Voci degli elementi annotati
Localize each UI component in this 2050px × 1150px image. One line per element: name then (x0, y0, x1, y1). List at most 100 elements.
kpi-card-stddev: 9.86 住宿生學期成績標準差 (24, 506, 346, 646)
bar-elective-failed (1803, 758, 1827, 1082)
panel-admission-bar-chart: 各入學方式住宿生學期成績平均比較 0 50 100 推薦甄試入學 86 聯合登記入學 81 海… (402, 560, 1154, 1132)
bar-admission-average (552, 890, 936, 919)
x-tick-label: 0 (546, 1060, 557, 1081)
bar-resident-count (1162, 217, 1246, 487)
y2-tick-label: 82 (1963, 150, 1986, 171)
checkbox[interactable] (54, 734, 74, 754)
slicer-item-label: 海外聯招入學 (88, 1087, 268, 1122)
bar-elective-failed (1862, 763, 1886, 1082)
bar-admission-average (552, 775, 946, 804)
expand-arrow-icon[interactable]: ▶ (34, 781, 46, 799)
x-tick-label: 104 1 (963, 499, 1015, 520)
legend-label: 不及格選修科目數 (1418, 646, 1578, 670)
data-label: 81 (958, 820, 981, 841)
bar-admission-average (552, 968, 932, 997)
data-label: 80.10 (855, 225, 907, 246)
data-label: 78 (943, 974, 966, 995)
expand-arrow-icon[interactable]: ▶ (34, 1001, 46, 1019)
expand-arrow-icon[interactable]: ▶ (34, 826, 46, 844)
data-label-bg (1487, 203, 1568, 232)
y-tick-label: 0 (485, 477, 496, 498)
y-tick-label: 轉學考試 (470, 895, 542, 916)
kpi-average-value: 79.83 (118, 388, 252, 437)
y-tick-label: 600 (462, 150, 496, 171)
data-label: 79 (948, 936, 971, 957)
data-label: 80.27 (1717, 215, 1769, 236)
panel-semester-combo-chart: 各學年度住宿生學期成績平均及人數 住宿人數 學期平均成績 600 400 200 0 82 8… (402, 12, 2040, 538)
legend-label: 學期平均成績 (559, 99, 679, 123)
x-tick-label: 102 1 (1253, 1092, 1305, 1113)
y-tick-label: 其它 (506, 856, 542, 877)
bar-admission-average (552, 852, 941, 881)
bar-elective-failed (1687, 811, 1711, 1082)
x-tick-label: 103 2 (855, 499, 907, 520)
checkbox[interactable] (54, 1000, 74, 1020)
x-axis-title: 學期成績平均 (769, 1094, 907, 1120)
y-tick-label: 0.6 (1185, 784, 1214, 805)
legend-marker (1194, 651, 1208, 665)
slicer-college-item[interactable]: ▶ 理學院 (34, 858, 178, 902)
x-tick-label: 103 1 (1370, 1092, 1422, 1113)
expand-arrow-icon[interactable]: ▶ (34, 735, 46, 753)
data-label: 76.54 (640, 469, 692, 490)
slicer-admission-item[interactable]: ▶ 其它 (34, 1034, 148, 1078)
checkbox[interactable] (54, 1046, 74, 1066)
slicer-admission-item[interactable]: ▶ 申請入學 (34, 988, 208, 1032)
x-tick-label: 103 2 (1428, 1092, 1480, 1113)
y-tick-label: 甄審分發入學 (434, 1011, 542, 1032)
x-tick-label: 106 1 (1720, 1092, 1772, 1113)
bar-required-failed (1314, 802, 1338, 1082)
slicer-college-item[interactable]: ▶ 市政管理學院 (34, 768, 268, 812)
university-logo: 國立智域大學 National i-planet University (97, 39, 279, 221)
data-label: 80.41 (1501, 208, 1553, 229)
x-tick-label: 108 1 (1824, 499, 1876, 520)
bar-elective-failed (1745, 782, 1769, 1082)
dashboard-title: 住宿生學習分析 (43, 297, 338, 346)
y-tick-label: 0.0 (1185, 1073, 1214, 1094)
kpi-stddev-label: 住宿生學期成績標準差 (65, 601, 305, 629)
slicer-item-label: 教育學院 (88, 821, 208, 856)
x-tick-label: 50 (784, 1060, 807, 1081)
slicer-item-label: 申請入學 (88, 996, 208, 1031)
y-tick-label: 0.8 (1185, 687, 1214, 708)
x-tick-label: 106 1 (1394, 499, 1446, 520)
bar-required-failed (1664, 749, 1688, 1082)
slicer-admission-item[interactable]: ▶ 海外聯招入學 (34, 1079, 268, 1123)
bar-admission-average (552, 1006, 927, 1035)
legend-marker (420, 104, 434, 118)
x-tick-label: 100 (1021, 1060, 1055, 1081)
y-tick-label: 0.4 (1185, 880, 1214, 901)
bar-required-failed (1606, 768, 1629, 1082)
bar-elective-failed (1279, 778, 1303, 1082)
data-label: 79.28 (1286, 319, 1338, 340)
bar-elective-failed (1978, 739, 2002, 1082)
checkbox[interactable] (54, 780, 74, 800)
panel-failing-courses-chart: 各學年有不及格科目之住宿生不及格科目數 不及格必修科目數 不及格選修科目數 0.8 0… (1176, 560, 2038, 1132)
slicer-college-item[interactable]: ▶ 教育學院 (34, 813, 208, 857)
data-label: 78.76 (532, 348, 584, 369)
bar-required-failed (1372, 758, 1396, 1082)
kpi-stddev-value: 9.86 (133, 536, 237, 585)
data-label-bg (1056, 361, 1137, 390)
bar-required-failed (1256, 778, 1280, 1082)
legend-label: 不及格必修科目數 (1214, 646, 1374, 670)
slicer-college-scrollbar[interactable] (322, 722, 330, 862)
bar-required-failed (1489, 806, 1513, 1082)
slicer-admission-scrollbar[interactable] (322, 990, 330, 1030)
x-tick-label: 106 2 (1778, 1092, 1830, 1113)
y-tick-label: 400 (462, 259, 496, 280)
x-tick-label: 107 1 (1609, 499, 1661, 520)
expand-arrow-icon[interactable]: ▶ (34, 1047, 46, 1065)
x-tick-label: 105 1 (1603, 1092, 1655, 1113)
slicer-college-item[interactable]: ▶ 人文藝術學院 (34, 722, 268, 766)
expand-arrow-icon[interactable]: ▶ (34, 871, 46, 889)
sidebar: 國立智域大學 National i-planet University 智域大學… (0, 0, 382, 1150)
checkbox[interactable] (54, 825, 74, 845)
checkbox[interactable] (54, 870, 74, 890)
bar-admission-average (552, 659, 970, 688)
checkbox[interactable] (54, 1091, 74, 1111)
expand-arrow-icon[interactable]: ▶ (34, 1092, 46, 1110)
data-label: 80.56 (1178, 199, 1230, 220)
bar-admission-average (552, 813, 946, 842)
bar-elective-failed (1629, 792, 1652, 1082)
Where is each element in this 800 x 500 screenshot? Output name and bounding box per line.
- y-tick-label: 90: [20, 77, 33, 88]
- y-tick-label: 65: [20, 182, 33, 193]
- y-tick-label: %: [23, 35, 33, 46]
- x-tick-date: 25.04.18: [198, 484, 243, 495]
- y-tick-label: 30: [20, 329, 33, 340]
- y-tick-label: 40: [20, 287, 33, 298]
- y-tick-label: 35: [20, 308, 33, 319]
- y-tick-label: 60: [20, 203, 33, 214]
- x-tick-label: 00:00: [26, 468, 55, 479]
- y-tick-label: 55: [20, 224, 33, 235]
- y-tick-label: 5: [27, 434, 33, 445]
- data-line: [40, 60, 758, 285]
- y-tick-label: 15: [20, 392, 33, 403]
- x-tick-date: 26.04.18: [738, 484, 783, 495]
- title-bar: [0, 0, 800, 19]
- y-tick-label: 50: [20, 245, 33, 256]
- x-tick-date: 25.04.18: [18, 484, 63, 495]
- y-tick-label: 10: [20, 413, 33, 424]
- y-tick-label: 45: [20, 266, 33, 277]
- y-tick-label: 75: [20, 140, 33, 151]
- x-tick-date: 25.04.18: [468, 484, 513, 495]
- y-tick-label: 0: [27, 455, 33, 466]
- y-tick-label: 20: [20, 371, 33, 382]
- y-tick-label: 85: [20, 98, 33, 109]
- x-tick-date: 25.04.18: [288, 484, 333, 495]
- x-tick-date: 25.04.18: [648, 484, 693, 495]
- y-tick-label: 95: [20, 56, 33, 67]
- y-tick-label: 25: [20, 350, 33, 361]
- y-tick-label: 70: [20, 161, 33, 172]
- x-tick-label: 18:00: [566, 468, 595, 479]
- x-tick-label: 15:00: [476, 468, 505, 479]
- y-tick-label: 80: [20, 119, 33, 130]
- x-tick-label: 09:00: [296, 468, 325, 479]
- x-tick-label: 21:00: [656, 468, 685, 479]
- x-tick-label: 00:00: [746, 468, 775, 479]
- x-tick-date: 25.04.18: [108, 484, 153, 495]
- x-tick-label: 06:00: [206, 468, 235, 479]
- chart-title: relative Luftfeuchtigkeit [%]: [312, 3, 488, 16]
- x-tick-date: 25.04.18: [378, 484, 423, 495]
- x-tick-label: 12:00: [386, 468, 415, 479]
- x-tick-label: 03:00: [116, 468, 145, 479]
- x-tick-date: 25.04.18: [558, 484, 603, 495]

- Consegna
Riporta senza alcuna modifica le righe dei record che vanno dall'inizio fino alla riga contenente "data-label: 80.27 (1717, 215, 1769, 236)", quest'ultima compresa.

- Risposta
Localize each UI component in this 2050px × 1150px image. One line per element: name then (x0, y0, x1, y1). List at most 100 elements.
kpi-card-stddev: 9.86 住宿生學期成績標準差 (24, 506, 346, 646)
bar-elective-failed (1803, 758, 1827, 1082)
panel-admission-bar-chart: 各入學方式住宿生學期成績平均比較 0 50 100 推薦甄試入學 86 聯合登記入學 81 海… (402, 560, 1154, 1132)
bar-admission-average (552, 890, 936, 919)
x-tick-label: 0 (546, 1060, 557, 1081)
bar-resident-count (1162, 217, 1246, 487)
y2-tick-label: 82 (1963, 150, 1986, 171)
checkbox[interactable] (54, 734, 74, 754)
slicer-item-label: 海外聯招入學 (88, 1087, 268, 1122)
bar-elective-failed (1862, 763, 1886, 1082)
bar-admission-average (552, 775, 946, 804)
expand-arrow-icon[interactable]: ▶ (34, 781, 46, 799)
x-tick-label: 104 1 (963, 499, 1015, 520)
legend-label: 不及格選修科目數 (1418, 646, 1578, 670)
data-label: 81 (958, 820, 981, 841)
bar-admission-average (552, 968, 932, 997)
data-label: 80.10 (855, 225, 907, 246)
data-label: 78 (943, 974, 966, 995)
expand-arrow-icon[interactable]: ▶ (34, 1001, 46, 1019)
expand-arrow-icon[interactable]: ▶ (34, 826, 46, 844)
data-label-bg (1487, 203, 1568, 232)
y-tick-label: 0 (485, 477, 496, 498)
y-tick-label: 轉學考試 (470, 895, 542, 916)
kpi-average-value: 79.83 (118, 388, 252, 437)
y-tick-label: 600 (462, 150, 496, 171)
data-label: 79 (948, 936, 971, 957)
data-label: 80.27 (1717, 215, 1769, 236)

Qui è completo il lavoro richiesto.